[Records from a collection of figures]
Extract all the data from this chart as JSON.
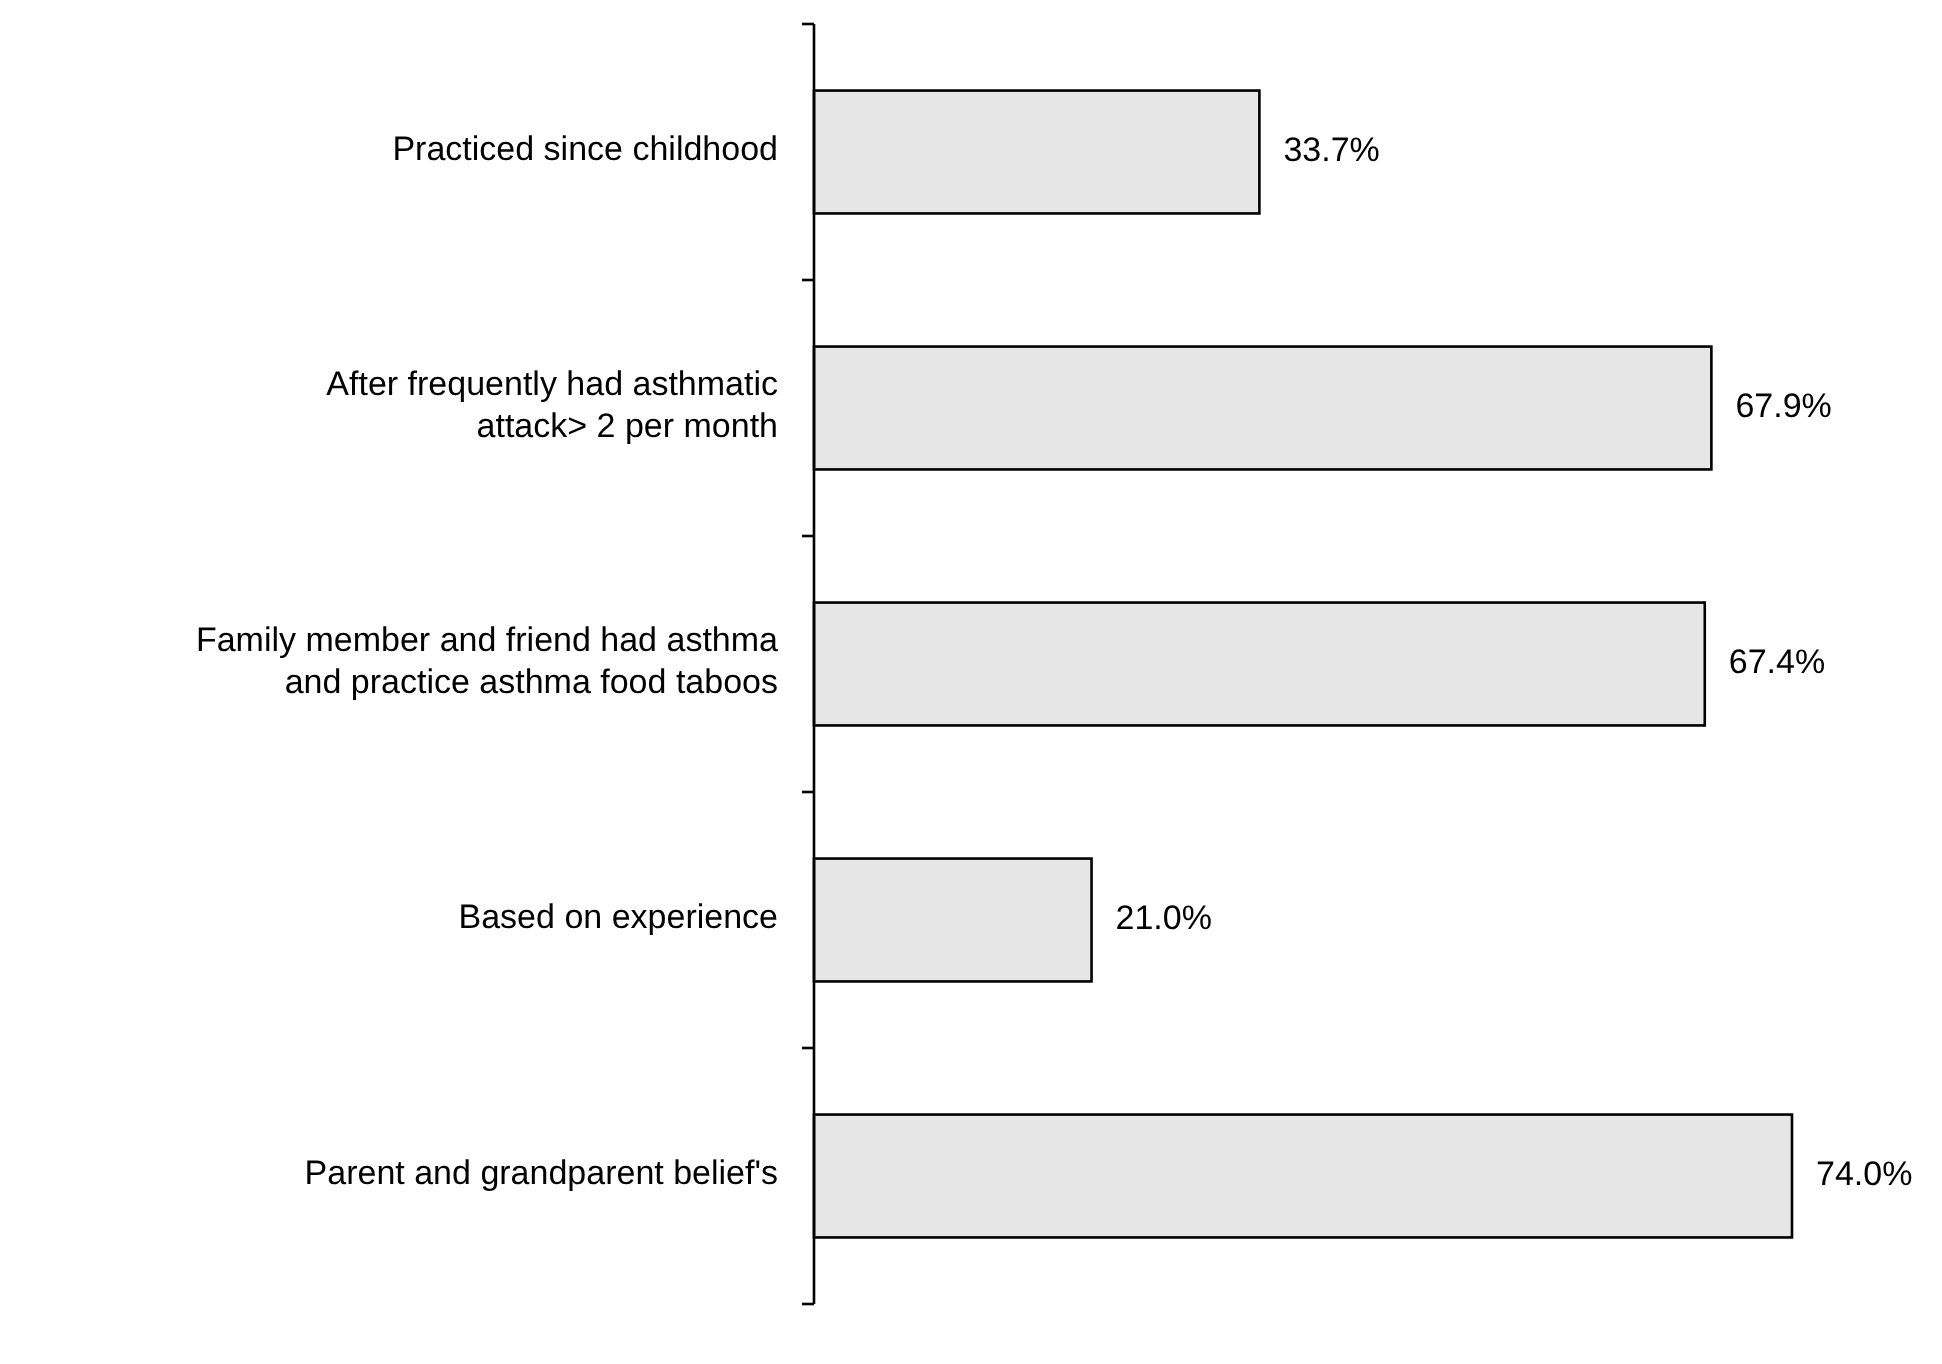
{
  "chart_data": {
    "type": "bar",
    "orientation": "horizontal",
    "categories": [
      "Practiced since childhood",
      "After frequently had asthmatic\nattack> 2 per month",
      "Family member and friend had asthma\nand practice asthma food taboos",
      "Based on experience",
      "Parent and grandparent belief's"
    ],
    "values": [
      33.7,
      67.9,
      67.4,
      21.0,
      74.0
    ],
    "value_labels": [
      "33.7%",
      "67.9%",
      "67.4%",
      "21.0%",
      "74.0%"
    ],
    "color": "#e6e6e6"
  }
}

**TASK GOAL**.
Without the pictures, print the whole listing exactly as given.

**EXERCISE RESULT**.
Extract all the data from this chart as JSON.
{
  "chart_data": {
    "type": "bar",
    "orientation": "horizontal",
    "categories": [
      "Practiced since childhood",
      "After frequently had asthmatic\nattack> 2 per month",
      "Family member and friend had asthma\nand practice asthma food taboos",
      "Based on experience",
      "Parent and grandparent belief's"
    ],
    "values": [
      33.7,
      67.9,
      67.4,
      21.0,
      74.0
    ],
    "value_labels": [
      "33.7%",
      "67.9%",
      "67.4%",
      "21.0%",
      "74.0%"
    ],
    "color": "#e6e6e6"
  }
}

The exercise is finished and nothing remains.